## Short task
Return every line below in which "продукции" appears.

## Provided information
◆ ◆ ◆ ◆ ◆ ◆ ◆

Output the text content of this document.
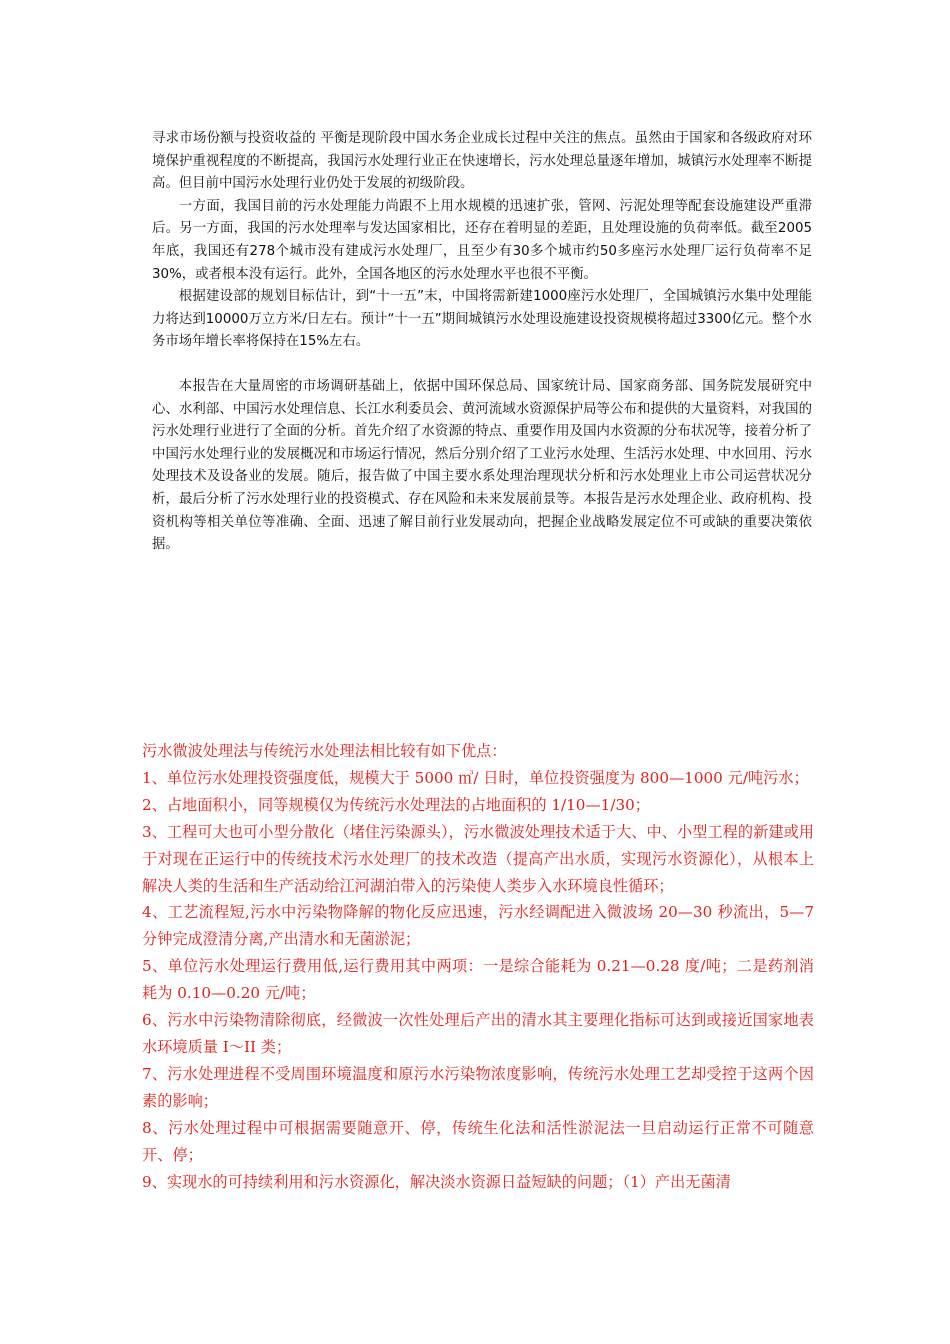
寻求市场份额与投资收益的 平衡是现阶段中国水务企业成长过程中关注的焦点。虽然由于国家和各级政府对环境保护重视程度的不断提高，我国污水处理行业正在快速增长，污水处理总量逐年增加，城镇污水处理率不断提高。但目前中国污水处理行业仍处于发展的初级阶段。

一方面，我国目前的污水处理能力尚跟不上用水规模的迅速扩张，管网、污泥处理等配套设施建设严重滞后。另一方面，我国的污水处理率与发达国家相比，还存在着明显的差距，且处理设施的负荷率低。截至2005年底，我国还有278个城市没有建成污水处理厂，且至少有30多个城市约50多座污水处理厂运行负荷率不足30%，或者根本没有运行。此外，全国各地区的污水处理水平也很不平衡。

根据建设部的规划目标估计，到“十一五”末，中国将需新建1000座污水处理厂，全国城镇污水集中处理能力将达到10000万立方米/日左右。预计“十一五”期间城镇污水处理设施建设投资规模将超过3300亿元。整个水务市场年增长率将保持在15%左右。

本报告在大量周密的市场调研基础上，依据中国环保总局、国家统计局、国家商务部、国务院发展研究中心、水利部、中国污水处理信息、长江水利委员会、黄河流域水资源保护局等公布和提供的大量资料，对我国的污水处理行业进行了全面的分析。首先介绍了水资源的特点、重要作用及国内水资源的分布状况等，接着分析了中国污水处理行业的发展概况和市场运行情况，然后分别介绍了工业污水处理、生活污水处理、中水回用、污水处理技术及设备业的发展。随后，报告做了中国主要水系处理治理现状分析和污水处理业上市公司运营状况分析，最后分析了污水处理行业的投资模式、存在风险和未来发展前景等。本报告是污水处理企业、政府机构、投资机构等相关单位等准确、全面、迅速了解目前行业发展动向，把握企业战略发展定位不可或缺的重要决策依据。

污水微波处理法与传统污水处理法相比较有如下优点：

1、单位污水处理投资强度低，规模大于 5000 ㎥/ 日时，单位投资强度为 800—1000 元/吨污水；

2、占地面积小，同等规模仅为传统污水处理法的占地面积的 1/10—1/30；

3、工程可大也可小型分散化（堵住污染源头），污水微波处理技术适于大、中、小型工程的新建或用于对现在正运行中的传统技术污水处理厂的技术改造（提高产出水质，实现污水资源化），从根本上解决人类的生活和生产活动给江河湖泊带入的污染使人类步入水环境良性循环；

4、工艺流程短,污水中污染物降解的物化反应迅速，污水经调配进入微波场 20—30 秒流出，5—7 分钟完成澄清分离,产出清水和无菌淤泥；

5、单位污水处理运行费用低,运行费用其中两项：一是综合能耗为 0.21—0.28 度/吨；二是药剂消耗为 0.10—0.20 元/吨；

6、污水中污染物清除彻底，经微波一次性处理后产出的清水其主要理化指标可达到或接近国家地表水环境质量 I～II 类；

7、污水处理进程不受周围环境温度和原污水污染物浓度影响，传统污水处理工艺却受控于这两个因素的影响；

8、污水处理过程中可根据需要随意开、停，传统生化法和活性淤泥法一旦启动运行正常不可随意开、停；

9、实现水的可持续利用和污水资源化，解决淡水资源日益短缺的问题；（1）产出无菌清
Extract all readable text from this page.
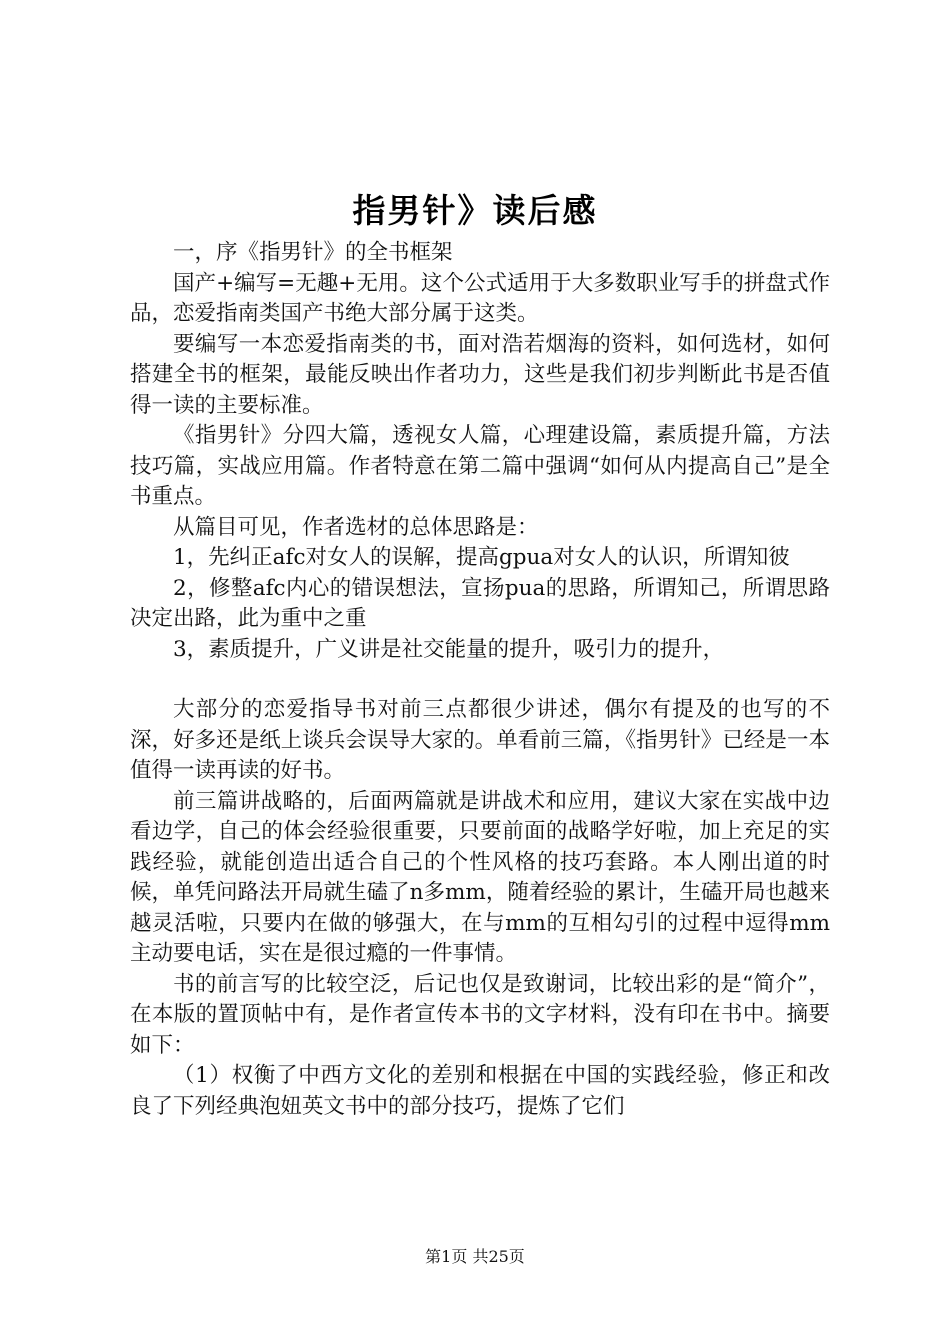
指男针》读后感

一，序《指男针》的全书框架

国产+编写=无趣+无用。这个公式适用于大多数职业写手的拼盘式作品，恋爱指南类国产书绝大部分属于这类。

要编写一本恋爱指南类的书，面对浩若烟海的资料，如何选材，如何搭建全书的框架，最能反映出作者功力，这些是我们初步判断此书是否值得一读的主要标准。

《指男针》分四大篇，透视女人篇，心理建设篇，素质提升篇，方法技巧篇，实战应用篇。作者特意在第二篇中强调“如何从内提高自己”是全书重点。

从篇目可见，作者选材的总体思路是：

1，先纠正afc对女人的误解，提高gpua对女人的认识，所谓知彼

2，修整afc内心的错误想法，宣扬pua的思路，所谓知己，所谓思路决定出路，此为重中之重

3，素质提升，广义讲是社交能量的提升，吸引力的提升，

大部分的恋爱指导书对前三点都很少讲述，偶尔有提及的也写的不深，好多还是纸上谈兵会误导大家的。单看前三篇，《指男针》已经是一本值得一读再读的好书。

前三篇讲战略的，后面两篇就是讲战术和应用，建议大家在实战中边看边学，自己的体会经验很重要，只要前面的战略学好啦，加上充足的实践经验，就能创造出适合自己的个性风格的技巧套路。本人刚出道的时候，单凭问路法开局就生磕了n多mm，随着经验的累计，生磕开局也越来越灵活啦，只要内在做的够强大，在与mm的互相勾引的过程中逗得mm主动要电话，实在是很过瘾的一件事情。

书的前言写的比较空泛，后记也仅是致谢词，比较出彩的是“简介”，在本版的置顶帖中有，是作者宣传本书的文字材料，没有印在书中。摘要如下：

（1）权衡了中西方文化的差别和根据在中国的实践经验，修正和改良了下列经典泡妞英文书中的部分技巧，提炼了它们

第1页 共25页
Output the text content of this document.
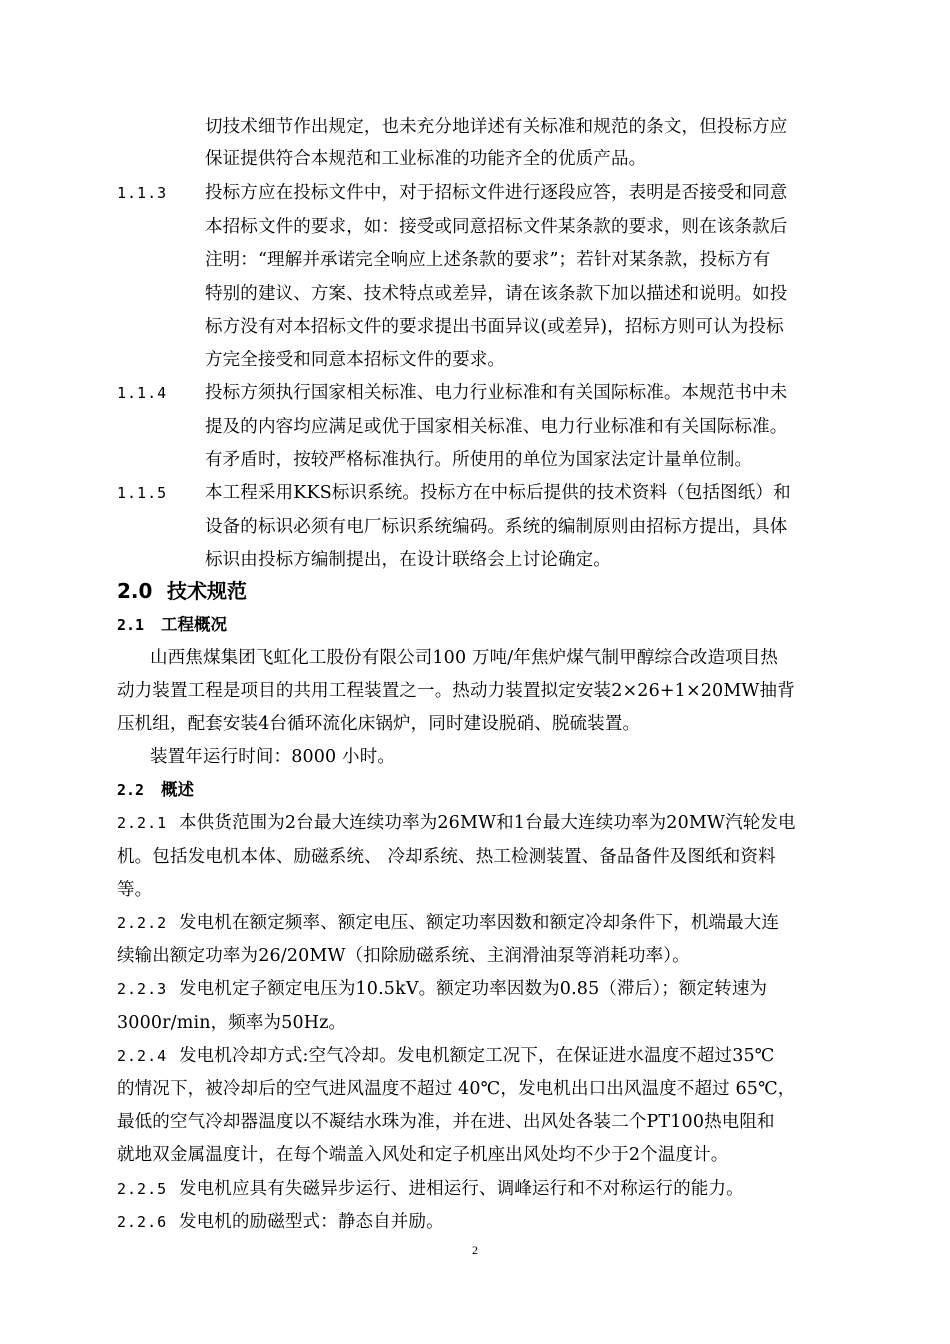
切技术细节作出规定，也未充分地详述有关标准和规范的条文，但投标方应
保证提供符合本规范和工业标准的功能齐全的优质产品。
1.1.3 投标方应在投标文件中，对于招标文件进行逐段应答，表明是否接受和同意
本招标文件的要求，如：接受或同意招标文件某条款的要求，则在该条款后
注明：“理解并承诺完全响应上述条款的要求”；若针对某条款，投标方有
特别的建议、方案、技术特点或差异，请在该条款下加以描述和说明。如投
标方没有对本招标文件的要求提出书面异议(或差异)，招标方则可认为投标
方完全接受和同意本招标文件的要求。
1.1.4 投标方须执行国家相关标准、电力行业标准和有关国际标准。本规范书中未
提及的内容均应满足或优于国家相关标准、电力行业标准和有关国际标准。
有矛盾时，按较严格标准执行。所使用的单位为国家法定计量单位制。
1.1.5 本工程采用KKS标识系统。投标方在中标后提供的技术资料（包括图纸）和
设备的标识必须有电厂标识系统编码。系统的编制原则由招标方提出，具体
标识由投标方编制提出，在设计联络会上讨论确定。
2.0 技术规范
2.1 工程概况
山西焦煤集团飞虹化工股份有限公司100 万吨/年焦炉煤气制甲醇综合改造项目热
动力装置工程是项目的共用工程装置之一。热动力装置拟定安装2×26+1×20MW抽背
压机组，配套安装4台循环流化床锅炉，同时建设脱硝、脱硫装置。
装置年运行时间：8000 小时。
2.2 概述
2.2.1 本供货范围为2台最大连续功率为26MW和1台最大连续功率为20MW汽轮发电
机。包括发电机本体、励磁系统、 冷却系统、热工检测装置、备品备件及图纸和资料
等。
2.2.2 发电机在额定频率、额定电压、额定功率因数和额定冷却条件下，机端最大连
续输出额定功率为26/20MW（扣除励磁系统、主润滑油泵等消耗功率）。
2.2.3 发电机定子额定电压为10.5kV。额定功率因数为0.85（滞后）；额定转速为
3000r/min，频率为50Hz。
2.2.4 发电机冷却方式:空气冷却。发电机额定工况下，在保证进水温度不超过35℃
的情况下，被冷却后的空气进风温度不超过 40℃，发电机出口出风温度不超过 65℃，
最低的空气冷却器温度以不凝结水珠为准，并在进、出风处各装二个PT100热电阻和
就地双金属温度计，在每个端盖入风处和定子机座出风处均不少于2个温度计。
2.2.5 发电机应具有失磁异步运行、进相运行、调峰运行和不对称运行的能力。
2.2.6 发电机的励磁型式：静态自并励。
2
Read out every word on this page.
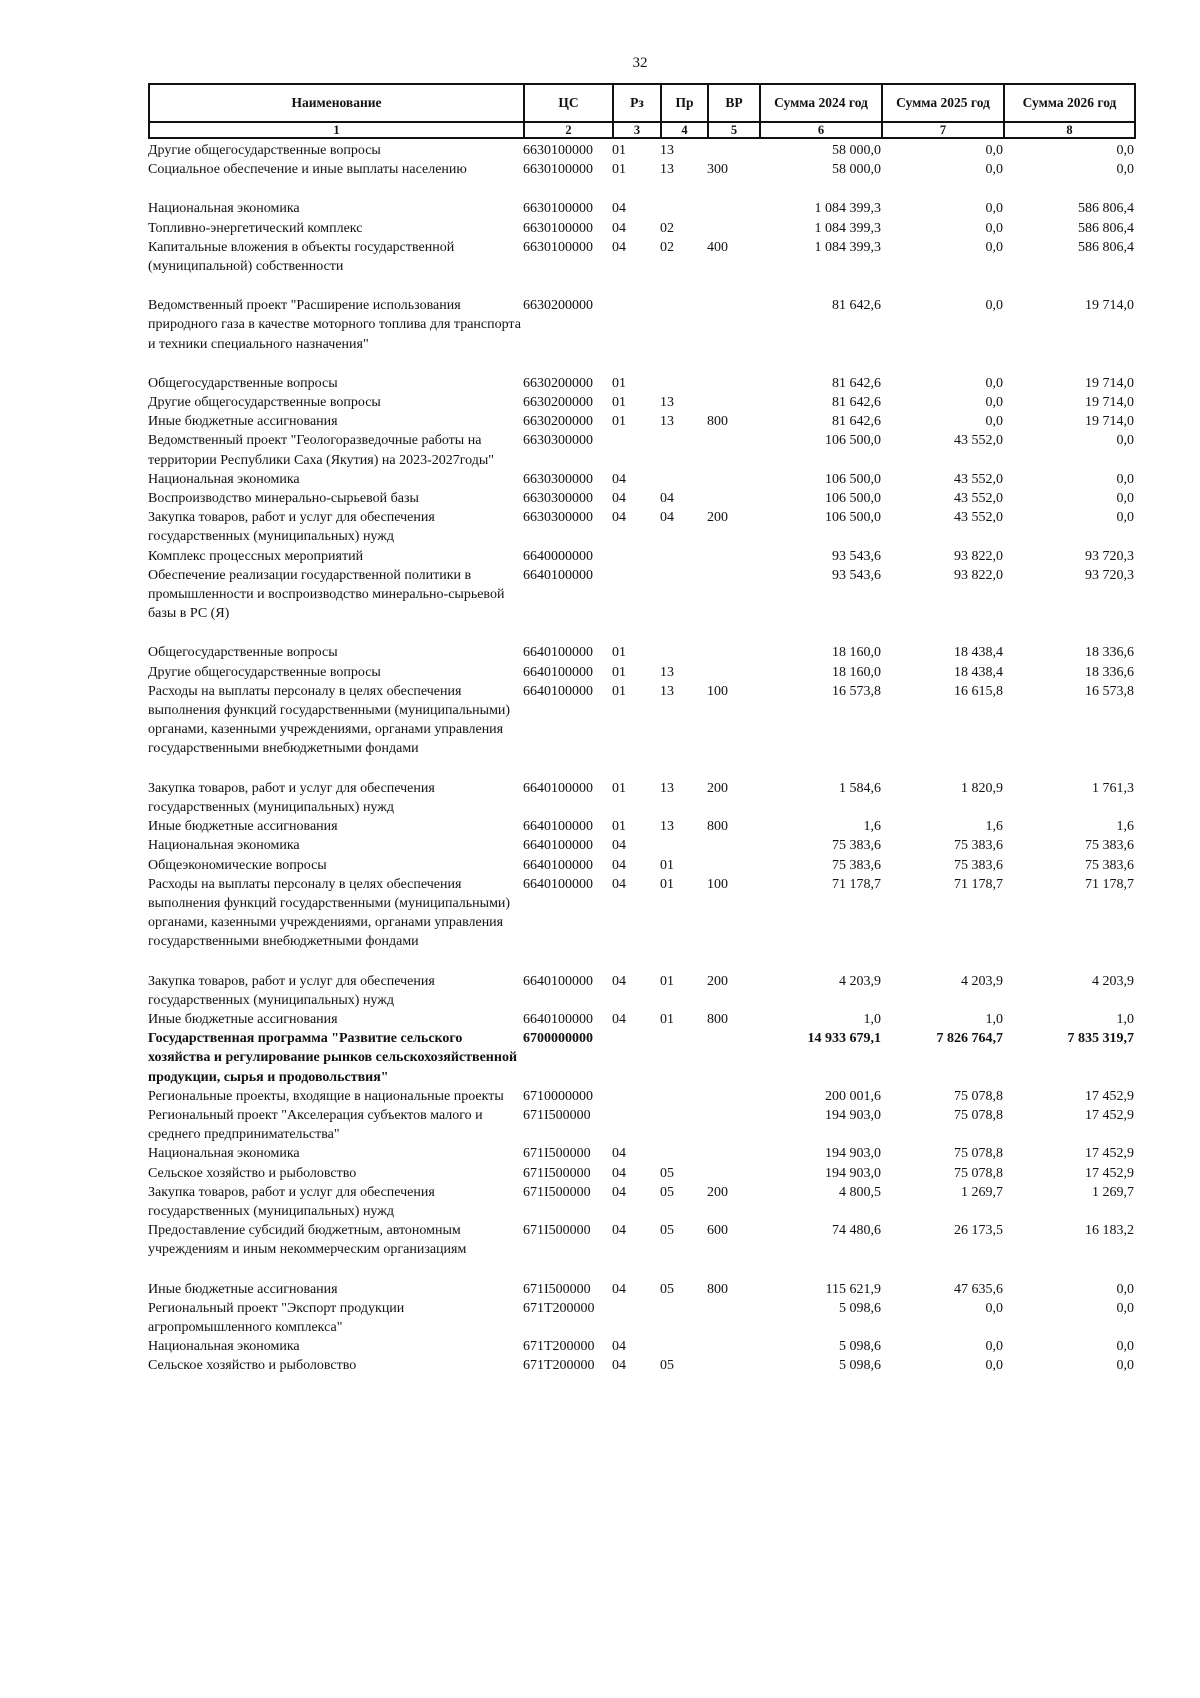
32
Наименование	ЦС	Рз	Пр	ВР	Сумма 2024 год	Сумма 2025 год	Сумма 2026 год
1	2	3	4	5	6	7	8
Другие общегосударственные вопросы	6630100000	01	13		58 000,0	0,0	0,0
Социальное обеспечение и иные выплаты населению	6630100000	01	13	300	58 000,0	0,0	0,0
Национальная экономика	6630100000	04			1 084 399,3	0,0	586 806,4
Топливно-энергетический комплекс	6630100000	04	02		1 084 399,3	0,0	586 806,4
Капитальные вложения в объекты государственной (муниципальной) собственности	6630100000	04	02	400	1 084 399,3	0,0	586 806,4
Ведомственный проект "Расширение использования природного газа в качестве моторного топлива для транспорта и техники специального назначения"	6630200000				81 642,6	0,0	19 714,0
Общегосударственные вопросы	6630200000	01			81 642,6	0,0	19 714,0
Другие общегосударственные вопросы	6630200000	01	13		81 642,6	0,0	19 714,0
Иные бюджетные ассигнования	6630200000	01	13	800	81 642,6	0,0	19 714,0
Ведомственный проект "Геологоразведочные работы на территории Республики Саха (Якутия) на 2023-2027годы"	6630300000				106 500,0	43 552,0	0,0
Национальная экономика	6630300000	04			106 500,0	43 552,0	0,0
Воспроизводство минерально-сырьевой базы	6630300000	04	04		106 500,0	43 552,0	0,0
Закупка товаров, работ и услуг для обеспечения государственных (муниципальных) нужд	6630300000	04	04	200	106 500,0	43 552,0	0,0
Комплекс процессных мероприятий	6640000000				93 543,6	93 822,0	93 720,3
Обеспечение реализации государственной политики в промышленности и воспроизводство минерально-сырьевой базы в РС (Я)	6640100000				93 543,6	93 822,0	93 720,3
Общегосударственные вопросы	6640100000	01			18 160,0	18 438,4	18 336,6
Другие общегосударственные вопросы	6640100000	01	13		18 160,0	18 438,4	18 336,6
Расходы на выплаты персоналу в целях обеспечения выполнения функций государственными (муниципальными) органами, казенными учреждениями, органами управления государственными внебюджетными фондами	6640100000	01	13	100	16 573,8	16 615,8	16 573,8
Закупка товаров, работ и услуг для обеспечения государственных (муниципальных) нужд	6640100000	01	13	200	1 584,6	1 820,9	1 761,3
Иные бюджетные ассигнования	6640100000	01	13	800	1,6	1,6	1,6
Национальная экономика	6640100000	04			75 383,6	75 383,6	75 383,6
Общеэкономические вопросы	6640100000	04	01		75 383,6	75 383,6	75 383,6
Расходы на выплаты персоналу в целях обеспечения выполнения функций государственными (муниципальными) органами, казенными учреждениями, органами управления государственными внебюджетными фондами	6640100000	04	01	100	71 178,7	71 178,7	71 178,7
Закупка товаров, работ и услуг для обеспечения государственных (муниципальных) нужд	6640100000	04	01	200	4 203,9	4 203,9	4 203,9
Иные бюджетные ассигнования	6640100000	04	01	800	1,0	1,0	1,0
Государственная программа "Развитие сельского хозяйства и регулирование рынков сельскохозяйственной продукции, сырья и продовольствия"	6700000000				14 933 679,1	7 826 764,7	7 835 319,7
Региональные проекты, входящие в национальные проекты	6710000000				200 001,6	75 078,8	17 452,9
Региональный проект "Акселерация субъектов малого и среднего предпринимательства"	671I500000				194 903,0	75 078,8	17 452,9
Национальная экономика	671I500000	04			194 903,0	75 078,8	17 452,9
Сельское хозяйство и рыболовство	671I500000	04	05		194 903,0	75 078,8	17 452,9
Закупка товаров, работ и услуг для обеспечения государственных (муниципальных) нужд	671I500000	04	05	200	4 800,5	1 269,7	1 269,7
Предоставление субсидий бюджетным, автономным учреждениям и иным некоммерческим организациям	671I500000	04	05	600	74 480,6	26 173,5	16 183,2
Иные бюджетные ассигнования	671I500000	04	05	800	115 621,9	47 635,6	0,0
Региональный проект "Экспорт продукции агропромышленного комплекса"	671T200000				5 098,6	0,0	0,0
Национальная экономика	671T200000	04			5 098,6	0,0	0,0
Сельское хозяйство и рыболовство	671T200000	04	05		5 098,6	0,0	0,0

◆ ◆ ◆ ◆ ◆ ◆ ◆

## Result
Государственная программа "Развитие сельского хозяйства и регулирование рынков сельскохозяйственной продукции, сырья и продовольствия"	6700000000				14 933 679,1	7 826 764,7	7 835 319,7
Региональный проект "Экспорт продукции агропромышленного комплекса"	671T200000				5 098,6	0,0	0,0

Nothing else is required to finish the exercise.